─── DOCUMENT TEXT ───

Near-duplicate handling per the same-dataset overlap with Babayo et al. 2026. The thirty sample codes and heavy-metal concentration values in Table 2 of this paper match the corresponding values in the Babayo et al. 2026 Nigerian energy-drinks paper (babayo2026-heavy-metals-energy-drinks-nigeria), where H.A. Hamza is also a co-author. The two papers share the underlying analytical dataset but differ in downstream analysis: the present paper adds physicochemical parameters (pH, turbidity, TDS, conductivity), the micronutrients (Cu, Fe, Mn, Zn), and multiple-regression analyses; the Babayo paper adds Contamination Factor, Metal Pollution Index, and Estimated Daily Intake calculations. Recorded in the near_duplicates: frontmatter so that the synthesis pass treats them as a single observation block for pooling.

Brand firewall per CLAUDE.md Part 12 (strict reading, locked 2026-05-17). The source labels samples only by two-letter codes (SY, RB, PH, PW, XC, HS, 3H, WB, BR, HD, BH, OR, SD, BS, ME, VE, FL, PR, SK, IP, MP, AR, CX, EJ, KR, KK, PS, PE, AL, ES) and does not disclose per-code brand mapping anywhere in the text. The two-letter codes are not brand identifiers and are preserved on this wiki page as the source’s neutral sample-labelling convention. The methods section’s scientific-method vendor identities (Bulk 205 Atomic Absorption Spectrophotometer; JENWAY 3505 pH meter; HACH Sension 5 conductivity/TDS meter; HACH DR/890 turbidity colorimeter) are retained under the Part 12 scientific-method-vendor exception locked 2026-05-17.

─── RECORD EXCERPTS ───

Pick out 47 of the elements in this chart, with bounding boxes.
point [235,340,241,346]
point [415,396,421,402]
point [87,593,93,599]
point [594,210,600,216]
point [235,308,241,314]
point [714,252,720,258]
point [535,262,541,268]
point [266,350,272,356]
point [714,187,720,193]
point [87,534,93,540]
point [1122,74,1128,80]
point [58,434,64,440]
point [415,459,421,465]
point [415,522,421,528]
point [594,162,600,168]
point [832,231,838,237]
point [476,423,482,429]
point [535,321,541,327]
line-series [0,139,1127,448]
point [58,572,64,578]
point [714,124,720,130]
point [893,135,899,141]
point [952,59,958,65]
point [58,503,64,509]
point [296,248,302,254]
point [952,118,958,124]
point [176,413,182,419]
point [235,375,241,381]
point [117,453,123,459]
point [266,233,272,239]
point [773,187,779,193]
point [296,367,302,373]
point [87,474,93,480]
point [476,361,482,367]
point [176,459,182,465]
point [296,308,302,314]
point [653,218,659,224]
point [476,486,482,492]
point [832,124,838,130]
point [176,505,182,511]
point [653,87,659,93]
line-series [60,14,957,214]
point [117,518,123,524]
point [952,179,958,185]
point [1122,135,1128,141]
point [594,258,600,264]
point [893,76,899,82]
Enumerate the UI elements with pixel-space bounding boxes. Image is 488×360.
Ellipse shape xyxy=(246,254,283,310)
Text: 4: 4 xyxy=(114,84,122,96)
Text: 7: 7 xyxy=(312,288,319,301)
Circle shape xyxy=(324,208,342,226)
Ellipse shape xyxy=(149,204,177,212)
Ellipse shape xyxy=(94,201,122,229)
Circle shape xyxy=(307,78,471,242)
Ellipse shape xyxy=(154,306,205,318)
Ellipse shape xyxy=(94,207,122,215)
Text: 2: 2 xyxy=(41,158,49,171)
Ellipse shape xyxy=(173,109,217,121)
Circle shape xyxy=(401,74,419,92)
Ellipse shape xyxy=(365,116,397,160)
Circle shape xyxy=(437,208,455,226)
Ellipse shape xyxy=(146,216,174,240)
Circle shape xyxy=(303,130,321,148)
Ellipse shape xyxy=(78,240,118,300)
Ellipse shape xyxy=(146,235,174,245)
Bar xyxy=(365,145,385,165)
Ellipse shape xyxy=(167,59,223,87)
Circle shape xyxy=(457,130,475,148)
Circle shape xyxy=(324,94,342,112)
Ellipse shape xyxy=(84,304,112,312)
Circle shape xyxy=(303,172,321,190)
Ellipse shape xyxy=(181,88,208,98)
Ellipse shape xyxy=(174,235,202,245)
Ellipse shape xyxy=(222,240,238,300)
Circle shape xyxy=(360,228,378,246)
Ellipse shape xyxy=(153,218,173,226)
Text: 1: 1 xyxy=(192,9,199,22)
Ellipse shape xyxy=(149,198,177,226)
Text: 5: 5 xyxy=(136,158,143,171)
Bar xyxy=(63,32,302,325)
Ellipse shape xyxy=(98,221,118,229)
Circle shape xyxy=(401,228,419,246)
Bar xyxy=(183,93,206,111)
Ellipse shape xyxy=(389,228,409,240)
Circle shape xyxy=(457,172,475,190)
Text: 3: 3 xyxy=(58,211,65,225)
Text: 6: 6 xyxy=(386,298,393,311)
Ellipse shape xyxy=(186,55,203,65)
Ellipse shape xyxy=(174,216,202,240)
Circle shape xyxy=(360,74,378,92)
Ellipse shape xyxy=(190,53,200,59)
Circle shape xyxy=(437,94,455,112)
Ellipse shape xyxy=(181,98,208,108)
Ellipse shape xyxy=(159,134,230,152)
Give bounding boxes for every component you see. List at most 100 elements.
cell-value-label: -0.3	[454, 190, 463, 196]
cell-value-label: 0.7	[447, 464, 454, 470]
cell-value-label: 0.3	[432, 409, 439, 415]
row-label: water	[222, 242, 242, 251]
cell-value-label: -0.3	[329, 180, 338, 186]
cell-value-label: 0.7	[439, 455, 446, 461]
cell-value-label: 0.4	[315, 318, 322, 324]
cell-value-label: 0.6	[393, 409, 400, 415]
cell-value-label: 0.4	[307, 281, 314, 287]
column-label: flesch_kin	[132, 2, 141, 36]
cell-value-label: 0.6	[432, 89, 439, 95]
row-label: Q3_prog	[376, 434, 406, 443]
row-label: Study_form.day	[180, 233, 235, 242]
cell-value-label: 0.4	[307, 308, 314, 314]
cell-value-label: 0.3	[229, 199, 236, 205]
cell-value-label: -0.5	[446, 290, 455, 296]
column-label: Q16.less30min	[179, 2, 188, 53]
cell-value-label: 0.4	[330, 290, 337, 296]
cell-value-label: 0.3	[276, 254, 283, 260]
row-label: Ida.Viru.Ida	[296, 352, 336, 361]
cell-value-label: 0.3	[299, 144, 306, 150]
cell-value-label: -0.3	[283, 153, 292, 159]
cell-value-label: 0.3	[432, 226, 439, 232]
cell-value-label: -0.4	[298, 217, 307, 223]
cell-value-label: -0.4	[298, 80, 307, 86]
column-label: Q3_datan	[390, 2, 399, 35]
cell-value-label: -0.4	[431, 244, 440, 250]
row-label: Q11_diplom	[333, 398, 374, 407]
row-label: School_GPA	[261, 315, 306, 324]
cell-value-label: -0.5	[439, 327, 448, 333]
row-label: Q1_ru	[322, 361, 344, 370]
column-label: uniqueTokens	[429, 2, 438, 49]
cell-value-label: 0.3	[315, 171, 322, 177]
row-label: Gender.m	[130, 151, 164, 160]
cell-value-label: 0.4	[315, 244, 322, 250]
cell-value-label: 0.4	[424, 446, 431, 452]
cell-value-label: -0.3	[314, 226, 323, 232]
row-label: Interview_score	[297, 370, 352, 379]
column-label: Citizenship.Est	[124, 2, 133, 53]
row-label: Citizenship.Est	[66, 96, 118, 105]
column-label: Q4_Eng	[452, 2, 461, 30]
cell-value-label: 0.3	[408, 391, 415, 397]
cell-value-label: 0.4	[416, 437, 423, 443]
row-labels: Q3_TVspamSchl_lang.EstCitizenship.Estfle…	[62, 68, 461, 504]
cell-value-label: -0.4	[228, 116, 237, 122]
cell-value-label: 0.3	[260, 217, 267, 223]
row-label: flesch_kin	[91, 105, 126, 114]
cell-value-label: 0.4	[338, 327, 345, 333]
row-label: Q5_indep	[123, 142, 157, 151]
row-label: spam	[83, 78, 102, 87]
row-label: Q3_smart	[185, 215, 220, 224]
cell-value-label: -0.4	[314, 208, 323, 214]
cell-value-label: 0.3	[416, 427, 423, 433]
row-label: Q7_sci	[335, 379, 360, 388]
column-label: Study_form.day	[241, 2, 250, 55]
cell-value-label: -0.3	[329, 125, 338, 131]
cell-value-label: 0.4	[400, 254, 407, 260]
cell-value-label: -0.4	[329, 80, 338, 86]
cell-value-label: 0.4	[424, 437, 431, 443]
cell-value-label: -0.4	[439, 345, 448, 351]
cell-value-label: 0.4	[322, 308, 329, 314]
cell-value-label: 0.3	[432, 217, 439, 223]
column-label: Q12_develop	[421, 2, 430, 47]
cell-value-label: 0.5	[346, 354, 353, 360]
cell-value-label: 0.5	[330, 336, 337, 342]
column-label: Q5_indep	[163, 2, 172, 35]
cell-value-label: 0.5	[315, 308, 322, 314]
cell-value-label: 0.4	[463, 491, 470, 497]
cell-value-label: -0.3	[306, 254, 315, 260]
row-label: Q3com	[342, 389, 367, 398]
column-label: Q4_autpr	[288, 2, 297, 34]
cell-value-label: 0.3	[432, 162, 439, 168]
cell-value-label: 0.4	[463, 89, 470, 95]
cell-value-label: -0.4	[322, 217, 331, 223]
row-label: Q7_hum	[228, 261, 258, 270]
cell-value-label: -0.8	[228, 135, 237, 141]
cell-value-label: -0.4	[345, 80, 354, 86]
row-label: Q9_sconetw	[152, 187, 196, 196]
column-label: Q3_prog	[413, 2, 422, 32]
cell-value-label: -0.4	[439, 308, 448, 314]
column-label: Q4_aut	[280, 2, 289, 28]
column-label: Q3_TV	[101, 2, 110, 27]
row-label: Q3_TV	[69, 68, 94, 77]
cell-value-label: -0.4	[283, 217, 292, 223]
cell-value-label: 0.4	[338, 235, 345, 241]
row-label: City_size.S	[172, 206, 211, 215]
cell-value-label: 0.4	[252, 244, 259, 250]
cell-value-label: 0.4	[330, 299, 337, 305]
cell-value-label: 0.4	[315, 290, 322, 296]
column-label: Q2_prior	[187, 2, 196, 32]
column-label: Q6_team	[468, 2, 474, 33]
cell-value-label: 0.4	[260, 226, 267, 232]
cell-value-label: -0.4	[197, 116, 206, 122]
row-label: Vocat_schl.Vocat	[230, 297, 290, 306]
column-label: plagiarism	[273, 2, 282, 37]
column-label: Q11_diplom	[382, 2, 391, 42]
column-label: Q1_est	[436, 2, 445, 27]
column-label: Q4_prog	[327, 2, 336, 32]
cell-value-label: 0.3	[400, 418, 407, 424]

───

TASK A: According to the note on the heavy-metal sample data, why was the overlap with the Babayo et al. 2026 paper recorded in the near_duplicates: frontmatter?
TASK B: In the note on the heavy-metal sample data, which instrument is listed for measuring turbidity?

ANSWER SECTION A: The two papers share the same underlying analytical dataset: the thirty sample codes and heavy-metal concentration values in Table 2 match. Recording the overlap there makes the synthesis pass treat the two papers as a single observation block for pooling.

ANSWER SECTION B: The HACH DR/890 turbidity colorimeter.